• [Your instructions]: Copy the data below exactly.
====
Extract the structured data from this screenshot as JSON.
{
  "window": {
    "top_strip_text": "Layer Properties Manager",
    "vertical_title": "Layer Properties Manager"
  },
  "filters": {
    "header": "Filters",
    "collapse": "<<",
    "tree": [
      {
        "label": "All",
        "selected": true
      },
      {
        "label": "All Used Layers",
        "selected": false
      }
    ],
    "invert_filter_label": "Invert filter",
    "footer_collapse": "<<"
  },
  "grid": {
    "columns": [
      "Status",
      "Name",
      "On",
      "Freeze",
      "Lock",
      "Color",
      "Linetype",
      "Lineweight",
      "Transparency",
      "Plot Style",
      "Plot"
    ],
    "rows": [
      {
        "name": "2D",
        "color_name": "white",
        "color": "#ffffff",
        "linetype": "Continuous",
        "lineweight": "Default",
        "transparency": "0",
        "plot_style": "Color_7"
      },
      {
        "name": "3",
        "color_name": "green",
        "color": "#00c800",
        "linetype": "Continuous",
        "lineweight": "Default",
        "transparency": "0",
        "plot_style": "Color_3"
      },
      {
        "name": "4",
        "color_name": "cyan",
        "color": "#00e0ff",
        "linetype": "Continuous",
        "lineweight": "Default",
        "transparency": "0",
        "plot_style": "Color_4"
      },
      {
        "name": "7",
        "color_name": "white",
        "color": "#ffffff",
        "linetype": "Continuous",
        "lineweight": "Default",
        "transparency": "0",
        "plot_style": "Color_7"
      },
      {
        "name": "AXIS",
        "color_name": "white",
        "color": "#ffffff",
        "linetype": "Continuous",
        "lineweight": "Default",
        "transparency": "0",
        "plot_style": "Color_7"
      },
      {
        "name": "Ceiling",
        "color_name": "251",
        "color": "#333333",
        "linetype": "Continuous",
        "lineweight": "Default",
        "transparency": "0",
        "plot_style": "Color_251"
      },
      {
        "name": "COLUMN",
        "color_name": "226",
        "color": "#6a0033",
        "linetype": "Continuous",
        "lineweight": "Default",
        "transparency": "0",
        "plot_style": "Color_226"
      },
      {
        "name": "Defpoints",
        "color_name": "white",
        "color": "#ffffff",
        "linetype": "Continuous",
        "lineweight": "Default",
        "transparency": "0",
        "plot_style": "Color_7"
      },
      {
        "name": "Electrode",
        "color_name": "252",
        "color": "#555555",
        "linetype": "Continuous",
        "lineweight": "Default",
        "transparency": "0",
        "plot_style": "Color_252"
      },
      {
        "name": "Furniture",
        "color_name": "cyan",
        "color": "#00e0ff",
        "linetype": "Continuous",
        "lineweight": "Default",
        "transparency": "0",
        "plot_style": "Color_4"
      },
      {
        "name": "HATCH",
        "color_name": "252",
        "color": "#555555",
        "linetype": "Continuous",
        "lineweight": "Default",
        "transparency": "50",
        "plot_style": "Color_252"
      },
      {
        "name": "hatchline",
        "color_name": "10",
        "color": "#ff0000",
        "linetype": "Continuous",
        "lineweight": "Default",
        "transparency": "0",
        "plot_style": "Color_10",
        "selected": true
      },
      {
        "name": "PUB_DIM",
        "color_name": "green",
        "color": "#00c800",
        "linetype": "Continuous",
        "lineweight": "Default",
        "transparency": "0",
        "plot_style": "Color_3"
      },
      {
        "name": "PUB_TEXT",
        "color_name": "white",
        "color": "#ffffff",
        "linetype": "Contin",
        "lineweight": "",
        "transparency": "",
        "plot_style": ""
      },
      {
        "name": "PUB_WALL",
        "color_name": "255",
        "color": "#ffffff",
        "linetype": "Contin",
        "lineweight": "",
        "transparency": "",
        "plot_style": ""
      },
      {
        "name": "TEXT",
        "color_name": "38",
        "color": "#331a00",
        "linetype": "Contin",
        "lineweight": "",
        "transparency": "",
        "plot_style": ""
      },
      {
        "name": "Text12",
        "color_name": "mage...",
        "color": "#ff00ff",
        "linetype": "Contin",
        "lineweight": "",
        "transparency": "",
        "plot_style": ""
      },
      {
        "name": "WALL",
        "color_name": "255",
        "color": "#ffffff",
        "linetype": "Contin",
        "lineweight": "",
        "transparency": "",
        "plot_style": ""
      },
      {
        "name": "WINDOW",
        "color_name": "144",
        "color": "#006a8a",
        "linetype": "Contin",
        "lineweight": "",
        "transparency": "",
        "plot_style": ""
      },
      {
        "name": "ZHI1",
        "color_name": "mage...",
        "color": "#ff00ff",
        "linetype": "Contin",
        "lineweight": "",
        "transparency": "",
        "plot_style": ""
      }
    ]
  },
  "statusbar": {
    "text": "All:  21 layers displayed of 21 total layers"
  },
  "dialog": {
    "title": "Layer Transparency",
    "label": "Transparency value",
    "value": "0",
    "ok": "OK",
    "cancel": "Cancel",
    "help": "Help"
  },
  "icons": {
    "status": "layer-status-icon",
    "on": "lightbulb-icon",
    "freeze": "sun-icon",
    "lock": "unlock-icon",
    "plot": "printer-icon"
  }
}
====
• [Task solution]:
Extract the structured data from this screenshot as JSON.
{
  "window": {
    "top_strip_text": "Layer Properties Manager",
    "vertical_title": "Layer Properties Manager"
  },
  "filters": {
    "header": "Filters",
    "collapse": "<<",
    "tree": [
      {
        "label": "All",
        "selected": true
      },
      {
        "label": "All Used Layers",
        "selected": false
      }
    ],
    "invert_filter_label": "Invert filter",
    "footer_collapse": "<<"
  },
  "grid": {
    "columns": [
      "Status",
      "Name",
      "On",
      "Freeze",
      "Lock",
      "Color",
      "Linetype",
      "Lineweight",
      "Transparency",
      "Plot Style",
      "Plot"
    ],
    "rows": [
      {
        "name": "2D",
        "color_name": "white",
        "color": "#ffffff",
        "linetype": "Continuous",
        "lineweight": "Default",
        "transparency": "0",
        "plot_style": "Color_7"
      },
      {
        "name": "3",
        "color_name": "green",
        "color": "#00c800",
        "linetype": "Continuous",
        "lineweight": "Default",
        "transparency": "0",
        "plot_style": "Color_3"
      },
      {
        "name": "4",
        "color_name": "cyan",
        "color": "#00e0ff",
        "linetype": "Continuous",
        "lineweight": "Default",
        "transparency": "0",
        "plot_style": "Color_4"
      },
      {
        "name": "7",
        "color_name": "white",
        "color": "#ffffff",
        "linetype": "Continuous",
        "lineweight": "Default",
        "transparency": "0",
        "plot_style": "Color_7"
      },
      {
        "name": "AXIS",
        "color_name": "white",
        "color": "#ffffff",
        "linetype": "Continuous",
        "lineweight": "Default",
        "transparency": "0",
        "plot_style": "Color_7"
      },
      {
        "name": "Ceiling",
        "color_name": "251",
        "color": "#333333",
        "linetype": "Continuous",
        "lineweight": "Default",
        "transparency": "0",
        "plot_style": "Color_251"
      },
      {
        "name": "COLUMN",
        "color_name": "226",
        "color": "#6a0033",
        "linetype": "Continuous",
        "lineweight": "Default",
        "transparency": "0",
        "plot_style": "Color_226"
      },
      {
        "name": "Defpoints",
        "color_name": "white",
        "color": "#ffffff",
        "linetype": "Continuous",
        "lineweight": "Default",
        "transparency": "0",
        "plot_style": "Color_7"
      },
      {
        "name": "Electrode",
        "color_name": "252",
        "color": "#555555",
        "linetype": "Continuous",
        "lineweight": "Default",
        "transparency": "0",
        "plot_style": "Color_252"
      },
      {
        "name": "Furniture",
        "color_name": "cyan",
        "color": "#00e0ff",
        "linetype": "Continuous",
        "lineweight": "Default",
        "transparency": "0",
        "plot_style": "Color_4"
      },
      {
        "name": "HATCH",
        "color_name": "252",
        "color": "#555555",
        "linetype": "Continuous",
        "lineweight": "Default",
        "transparency": "50",
        "plot_style": "Color_252"
      },
      {
        "name": "hatchline",
        "color_name": "10",
        "color": "#ff0000",
        "linetype": "Continuous",
        "lineweight": "Default",
        "transparency": "0",
        "plot_style": "Color_10",
        "selected": true
      },
      {
        "name": "PUB_DIM",
        "color_name": "green",
        "color": "#00c800",
        "linetype": "Continuous",
        "lineweight": "Default",
        "transparency": "0",
        "plot_style": "Color_3"
      },
      {
        "name": "PUB_TEXT",
        "color_name": "white",
        "color": "#ffffff",
        "linetype": "Contin",
        "lineweight": "",
        "transparency": "",
        "plot_style": ""
      },
      {
        "name": "PUB_WALL",
        "color_name": "255",
        "color": "#ffffff",
        "linetype": "Contin",
        "lineweight": "",
        "transparency": "",
        "plot_style": ""
      },
      {
        "name": "TEXT",
        "color_name": "38",
        "color": "#331a00",
        "linetype": "Contin",
        "lineweight": "",
        "transparency": "",
        "plot_style": ""
      },
      {
        "name": "Text12",
        "color_name": "mage...",
        "color": "#ff00ff",
        "linetype": "Contin",
        "lineweight": "",
        "transparency": "",
        "plot_style": ""
      },
      {
        "name": "WALL",
        "color_name": "255",
        "color": "#ffffff",
        "linetype": "Contin",
        "lineweight": "",
        "transparency": "",
        "plot_style": ""
      },
      {
        "name": "WINDOW",
        "color_name": "144",
        "color": "#006a8a",
        "linetype": "Contin",
        "lineweight": "",
        "transparency": "",
        "plot_style": ""
      },
      {
        "name": "ZHI1",
        "color_name": "mage...",
        "color": "#ff00ff",
        "linetype": "Contin",
        "lineweight": "",
        "transparency": "",
        "plot_style": ""
      }
    ]
  },
  "statusbar": {
    "text": "All:  21 layers displayed of 21 total layers"
  },
  "dialog": {
    "title": "Layer Transparency",
    "label": "Transparency value",
    "value": "0",
    "ok": "OK",
    "cancel": "Cancel",
    "help": "Help"
  },
  "icons": {
    "status": "layer-status-icon",
    "on": "lightbulb-icon",
    "freeze": "sun-icon",
    "lock": "unlock-icon",
    "plot": "printer-icon"
  }
}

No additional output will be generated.